EXERCISE INSTRUCTIONS
Convert the lines of the records from the one containing "header-inicio: Início do" up to and including the one containing "course-price: 12 parcelas" into a JSON list of strings, one string per line, skipping any blank lines. Include only those lines.

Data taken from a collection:
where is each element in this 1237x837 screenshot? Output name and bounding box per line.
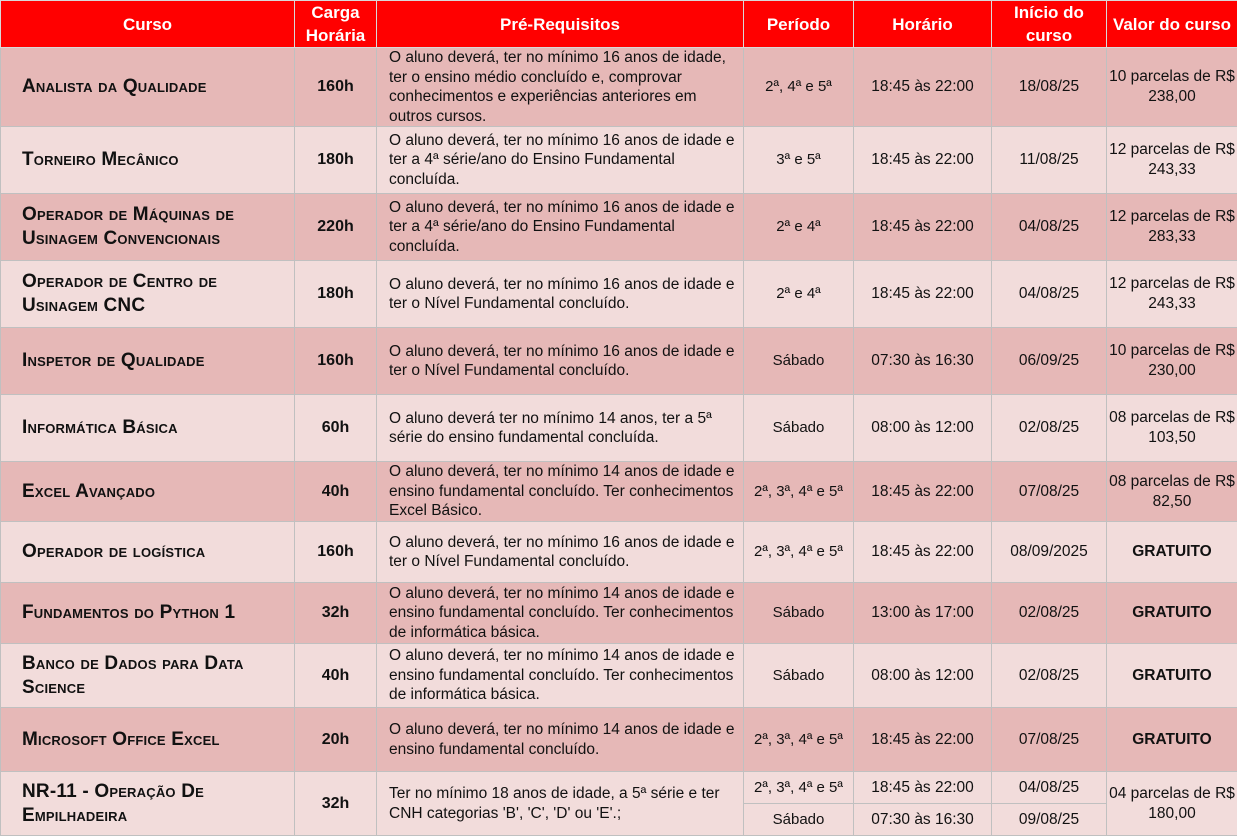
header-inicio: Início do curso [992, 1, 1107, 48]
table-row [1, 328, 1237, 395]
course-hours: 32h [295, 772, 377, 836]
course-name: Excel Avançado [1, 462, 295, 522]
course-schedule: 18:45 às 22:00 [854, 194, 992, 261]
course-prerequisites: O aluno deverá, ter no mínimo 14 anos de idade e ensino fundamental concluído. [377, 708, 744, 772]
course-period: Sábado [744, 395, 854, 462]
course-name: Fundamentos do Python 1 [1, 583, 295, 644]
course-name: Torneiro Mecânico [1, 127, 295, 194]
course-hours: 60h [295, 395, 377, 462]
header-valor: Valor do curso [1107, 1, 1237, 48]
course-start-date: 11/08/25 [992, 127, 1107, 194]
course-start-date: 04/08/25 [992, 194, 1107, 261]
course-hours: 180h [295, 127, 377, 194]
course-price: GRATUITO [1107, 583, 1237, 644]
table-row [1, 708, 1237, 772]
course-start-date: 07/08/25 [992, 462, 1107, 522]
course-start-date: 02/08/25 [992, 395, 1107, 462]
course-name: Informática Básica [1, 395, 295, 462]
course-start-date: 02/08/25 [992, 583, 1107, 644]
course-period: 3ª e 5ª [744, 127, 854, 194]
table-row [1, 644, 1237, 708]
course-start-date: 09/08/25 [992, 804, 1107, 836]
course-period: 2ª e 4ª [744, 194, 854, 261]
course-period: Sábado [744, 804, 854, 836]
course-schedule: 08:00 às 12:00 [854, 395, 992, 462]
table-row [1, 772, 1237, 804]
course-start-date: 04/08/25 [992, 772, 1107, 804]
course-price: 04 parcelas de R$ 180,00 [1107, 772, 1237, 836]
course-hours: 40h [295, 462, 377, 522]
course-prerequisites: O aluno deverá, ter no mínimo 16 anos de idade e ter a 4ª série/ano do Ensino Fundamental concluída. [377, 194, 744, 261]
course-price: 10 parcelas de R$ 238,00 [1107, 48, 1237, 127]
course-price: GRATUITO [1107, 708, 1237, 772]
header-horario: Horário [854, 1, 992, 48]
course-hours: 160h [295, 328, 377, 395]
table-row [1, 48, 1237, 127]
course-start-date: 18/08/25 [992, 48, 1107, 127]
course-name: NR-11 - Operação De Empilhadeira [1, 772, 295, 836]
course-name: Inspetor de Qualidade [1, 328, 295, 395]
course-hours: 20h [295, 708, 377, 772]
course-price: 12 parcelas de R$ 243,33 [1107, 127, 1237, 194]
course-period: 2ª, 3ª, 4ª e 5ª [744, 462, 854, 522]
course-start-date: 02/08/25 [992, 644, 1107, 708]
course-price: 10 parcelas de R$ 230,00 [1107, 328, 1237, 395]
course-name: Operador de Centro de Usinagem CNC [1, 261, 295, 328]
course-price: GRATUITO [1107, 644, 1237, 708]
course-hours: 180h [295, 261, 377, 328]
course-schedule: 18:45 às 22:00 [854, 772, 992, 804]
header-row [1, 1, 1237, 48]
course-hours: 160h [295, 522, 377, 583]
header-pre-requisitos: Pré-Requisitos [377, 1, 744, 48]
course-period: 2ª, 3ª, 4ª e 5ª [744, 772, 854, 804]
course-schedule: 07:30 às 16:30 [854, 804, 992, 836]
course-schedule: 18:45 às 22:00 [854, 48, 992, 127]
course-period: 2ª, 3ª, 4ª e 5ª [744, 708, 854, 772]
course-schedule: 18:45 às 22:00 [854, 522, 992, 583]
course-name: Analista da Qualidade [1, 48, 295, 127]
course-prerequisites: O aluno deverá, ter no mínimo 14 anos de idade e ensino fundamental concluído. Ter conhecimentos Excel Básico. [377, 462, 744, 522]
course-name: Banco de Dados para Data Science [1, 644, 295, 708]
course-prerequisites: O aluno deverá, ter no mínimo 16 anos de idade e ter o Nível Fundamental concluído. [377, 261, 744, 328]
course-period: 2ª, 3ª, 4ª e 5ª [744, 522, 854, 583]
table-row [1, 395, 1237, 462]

SOLUTION TO THIS TASK
[
  "header-inicio: Início do curso [992, 1, 1107, 48]",
  "table-row [1, 328, 1237, 395]",
  "course-hours: 32h [295, 772, 377, 836]",
  "course-name: Excel Avançado [1, 462, 295, 522]",
  "course-schedule: 18:45 às 22:00 [854, 194, 992, 261]",
  "course-prerequisites: O aluno deverá, ter no mínimo 14 anos de idade e ensino fundamental concluído. [377, 708, 744, 772]",
  "course-period: Sábado [744, 395, 854, 462]",
  "course-name: Fundamentos do Python 1 [1, 583, 295, 644]",
  "course-name: Torneiro Mecânico [1, 127, 295, 194]",
  "course-hours: 60h [295, 395, 377, 462]",
  "header-valor: Valor do curso [1107, 1, 1237, 48]",
  "course-start-date: 11/08/25 [992, 127, 1107, 194]",
  "course-start-date: 04/08/25 [992, 194, 1107, 261]",
  "course-hours: 180h [295, 127, 377, 194]",
  "course-price: GRATUITO [1107, 583, 1237, 644]",
  "table-row [1, 708, 1237, 772]",
  "course-start-date: 07/08/25 [992, 462, 1107, 522]",
  "course-start-date: 02/08/25 [992, 395, 1107, 462]",
  "course-name: Informática Básica [1, 395, 295, 462]",
  "course-start-date: 02/08/25 [992, 583, 1107, 644]",
  "course-period: 3ª e 5ª [744, 127, 854, 194]",
  "table-row [1, 644, 1237, 708]",
  "course-start-date: 09/08/25 [992, 804, 1107, 836]",
  "course-period: 2ª e 4ª [744, 194, 854, 261]",
  "course-period: Sábado [744, 804, 854, 836]",
  "course-schedule: 08:00 às 12:00 [854, 395, 992, 462]",
  "table-row [1, 772, 1237, 804]",
  "course-start-date: 04/08/25 [992, 772, 1107, 804]",
  "course-price: 04 parcelas de R$ 180,00 [1107, 772, 1237, 836]",
  "course-hours: 40h [295, 462, 377, 522]",
  "course-prerequisites: O aluno deverá, ter no mínimo 16 anos de idade e ter a 4ª série/ano do Ensino Fundamental concluída. [377, 194, 744, 261]",
  "course-price: 10 parcelas de R$ 238,00 [1107, 48, 1237, 127]",
  "course-price: GRATUITO [1107, 708, 1237, 772]",
  "header-horario: Horário [854, 1, 992, 48]",
  "course-hours: 160h [295, 328, 377, 395]",
  "table-row [1, 48, 1237, 127]",
  "course-start-date: 18/08/25 [992, 48, 1107, 127]",
  "course-name: NR-11 - Operação De Empilhadeira [1, 772, 295, 836]",
  "course-name: Inspetor de Qualidade [1, 328, 295, 395]",
  "course-hours: 20h [295, 708, 377, 772]",
  "course-price: 12 parcelas de R$ 243,33 [1107, 127, 1237, 194]"
]